• Task details
Print the data that follows exactly.

Items from a data source:
..............................
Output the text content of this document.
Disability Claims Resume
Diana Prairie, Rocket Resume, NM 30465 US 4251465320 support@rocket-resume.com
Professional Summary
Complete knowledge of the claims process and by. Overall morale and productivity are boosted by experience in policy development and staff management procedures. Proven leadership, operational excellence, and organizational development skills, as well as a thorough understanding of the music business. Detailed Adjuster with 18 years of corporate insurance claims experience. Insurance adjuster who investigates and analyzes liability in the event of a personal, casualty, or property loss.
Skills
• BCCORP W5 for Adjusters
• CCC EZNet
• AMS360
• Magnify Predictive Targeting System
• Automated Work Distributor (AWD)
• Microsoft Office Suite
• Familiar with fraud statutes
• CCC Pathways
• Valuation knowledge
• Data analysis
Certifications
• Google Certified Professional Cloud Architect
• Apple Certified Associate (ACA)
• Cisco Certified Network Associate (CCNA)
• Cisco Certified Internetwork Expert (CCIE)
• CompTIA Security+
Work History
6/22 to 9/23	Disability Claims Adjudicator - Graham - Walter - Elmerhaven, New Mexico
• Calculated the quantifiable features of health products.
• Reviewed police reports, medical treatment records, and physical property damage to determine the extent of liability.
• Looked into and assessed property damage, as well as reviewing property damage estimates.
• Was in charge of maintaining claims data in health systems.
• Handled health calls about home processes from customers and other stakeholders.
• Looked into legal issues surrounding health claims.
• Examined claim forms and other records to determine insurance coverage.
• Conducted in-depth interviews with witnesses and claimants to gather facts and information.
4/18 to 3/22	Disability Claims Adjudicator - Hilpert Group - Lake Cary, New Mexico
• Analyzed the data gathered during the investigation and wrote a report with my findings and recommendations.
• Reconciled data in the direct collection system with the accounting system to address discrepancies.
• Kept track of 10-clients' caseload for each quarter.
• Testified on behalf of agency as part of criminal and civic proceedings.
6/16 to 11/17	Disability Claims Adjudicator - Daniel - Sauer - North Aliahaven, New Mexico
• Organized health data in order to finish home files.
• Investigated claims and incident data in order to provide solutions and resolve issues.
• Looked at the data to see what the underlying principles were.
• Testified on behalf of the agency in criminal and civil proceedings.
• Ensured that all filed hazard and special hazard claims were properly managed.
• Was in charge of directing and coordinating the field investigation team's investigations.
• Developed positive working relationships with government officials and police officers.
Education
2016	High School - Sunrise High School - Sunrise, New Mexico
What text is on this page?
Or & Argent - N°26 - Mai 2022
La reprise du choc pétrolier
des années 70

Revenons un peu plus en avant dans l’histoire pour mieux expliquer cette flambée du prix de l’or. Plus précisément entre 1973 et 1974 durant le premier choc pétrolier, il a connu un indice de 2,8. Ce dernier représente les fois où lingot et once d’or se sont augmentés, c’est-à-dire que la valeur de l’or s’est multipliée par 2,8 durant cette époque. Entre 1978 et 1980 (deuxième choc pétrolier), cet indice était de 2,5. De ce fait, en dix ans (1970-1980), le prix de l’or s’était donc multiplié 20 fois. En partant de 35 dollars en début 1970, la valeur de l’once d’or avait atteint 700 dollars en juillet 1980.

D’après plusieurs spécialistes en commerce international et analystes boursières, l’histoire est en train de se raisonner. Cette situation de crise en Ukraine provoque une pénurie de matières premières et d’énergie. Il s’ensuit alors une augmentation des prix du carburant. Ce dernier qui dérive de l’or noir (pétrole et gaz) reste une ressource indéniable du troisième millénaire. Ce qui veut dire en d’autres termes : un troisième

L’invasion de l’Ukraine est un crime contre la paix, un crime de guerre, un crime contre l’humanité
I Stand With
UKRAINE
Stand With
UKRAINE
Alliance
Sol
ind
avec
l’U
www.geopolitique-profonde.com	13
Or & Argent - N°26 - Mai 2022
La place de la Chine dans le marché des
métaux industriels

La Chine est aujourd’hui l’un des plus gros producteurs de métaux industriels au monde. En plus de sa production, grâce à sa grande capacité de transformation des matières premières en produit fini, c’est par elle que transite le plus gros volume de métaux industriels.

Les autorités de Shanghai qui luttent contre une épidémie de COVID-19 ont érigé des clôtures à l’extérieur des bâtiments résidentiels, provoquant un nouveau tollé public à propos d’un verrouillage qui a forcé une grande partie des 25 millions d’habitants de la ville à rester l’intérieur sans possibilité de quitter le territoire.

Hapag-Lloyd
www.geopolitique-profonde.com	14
..............................
• Full answer
Output the text content of this document.
Disability Claims Resume
Diana Prairie, Rocket Resume, NM 30465 US 4251465320 support@rocket-resume.com
Professional Summary
Complete knowledge of the claims process and by. Overall morale and productivity are boosted by experience in policy development and staff management procedures. Proven leadership, operational excellence, and organizational development skills, as well as a thorough understanding of the music business. Detailed Adjuster with 18 years of corporate insurance claims experience. Insurance adjuster who investigates and analyzes liability in the event of a personal, casualty, or property loss.
Skills
• BCCORP W5 for Adjusters
• CCC EZNet
• AMS360
• Magnify Predictive Targeting System
• Automated Work Distributor (AWD)
• Microsoft Office Suite
• Familiar with fraud statutes
• CCC Pathways
• Valuation knowledge
• Data analysis
Certifications
• Google Certified Professional Cloud Architect
• Apple Certified Associate (ACA)
• Cisco Certified Network Associate (CCNA)
• Cisco Certified Internetwork Expert (CCIE)
• CompTIA Security+
Work History
6/22 to 9/23	Disability Claims Adjudicator - Graham - Walter - Elmerhaven, New Mexico
• Calculated the quantifiable features of health products.
• Reviewed police reports, medical treatment records, and physical property damage to determine the extent of liability.
• Looked into and assessed property damage, as well as reviewing property damage estimates.
• Was in charge of maintaining claims data in health systems.
• Handled health calls about home processes from customers and other stakeholders.
• Looked into legal issues surrounding health claims.
• Examined claim forms and other records to determine insurance coverage.
• Conducted in-depth interviews with witnesses and claimants to gather facts and information.
4/18 to 3/22	Disability Claims Adjudicator - Hilpert Group - Lake Cary, New Mexico
• Analyzed the data gathered during the investigation and wrote a report with my findings and recommendations.
• Reconciled data in the direct collection system with the accounting system to address discrepancies.
• Kept track of 10-clients' caseload for each quarter.
• Testified on behalf of agency as part of criminal and civic proceedings.
6/16 to 11/17	Disability Claims Adjudicator - Daniel - Sauer - North Aliahaven, New Mexico
• Organized health data in order to finish home files.
• Investigated claims and incident data in order to provide solutions and resolve issues.
• Looked at the data to see what the underlying principles were.
• Testified on behalf of the agency in criminal and civil proceedings.
• Ensured that all filed hazard and special hazard claims were properly managed.
• Was in charge of directing and coordinating the field investigation team's investigations.
• Developed positive working relationships with government officials and police officers.
Education
2016	High School - Sunrise High School - Sunrise, New Mexico
What text is on this page?
Or & Argent - N°26 - Mai 2022
La reprise du choc pétrolier
des années 70

Revenons un peu plus en avant dans l’histoire pour mieux expliquer cette flambée du prix de l’or. Plus précisément entre 1973 et 1974 durant le premier choc pétrolier, il a connu un indice de 2,8. Ce dernier représente les fois où lingot et once d’or se sont augmentés, c’est-à-dire que la valeur de l’or s’est multipliée par 2,8 durant cette époque. Entre 1978 et 1980 (deuxième choc pétrolier), cet indice était de 2,5. De ce fait, en dix ans (1970-1980), le prix de l’or s’était donc multiplié 20 fois. En partant de 35 dollars en début 1970, la valeur de l’once d’or avait atteint 700 dollars en juillet 1980.

D’après plusieurs spécialistes en commerce international et analystes boursières, l’histoire est en train de se raisonner. Cette situation de crise en Ukraine provoque une pénurie de matières premières et d’énergie. Il s’ensuit alors une augmentation des prix du carburant. Ce dernier qui dérive de l’or noir (pétrole et gaz) reste une ressource indéniable du troisième millénaire. Ce qui veut dire en d’autres termes : un troisième

L’invasion de l’Ukraine est un crime contre la paix, un crime de guerre, un crime contre l’humanité
I Stand With
UKRAINE
Stand With
UKRAINE
Alliance
Sol
ind
avec
l’U
www.geopolitique-profonde.com	13
Or & Argent - N°26 - Mai 2022
La place de la Chine dans le marché des
métaux industriels

La Chine est aujourd’hui l’un des plus gros producteurs de métaux industriels au monde. En plus de sa production, grâce à sa grande capacité de transformation des matières premières en produit fini, c’est par elle que transite le plus gros volume de métaux industriels.

Les autorités de Shanghai qui luttent contre une épidémie de COVID-19 ont érigé des clôtures à l’extérieur des bâtiments résidentiels, provoquant un nouveau tollé public à propos d’un verrouillage qui a forcé une grande partie des 25 millions d’habitants de la ville à rester l’intérieur sans possibilité de quitter le territoire.

Hapag-Lloyd
www.geopolitique-profonde.com	14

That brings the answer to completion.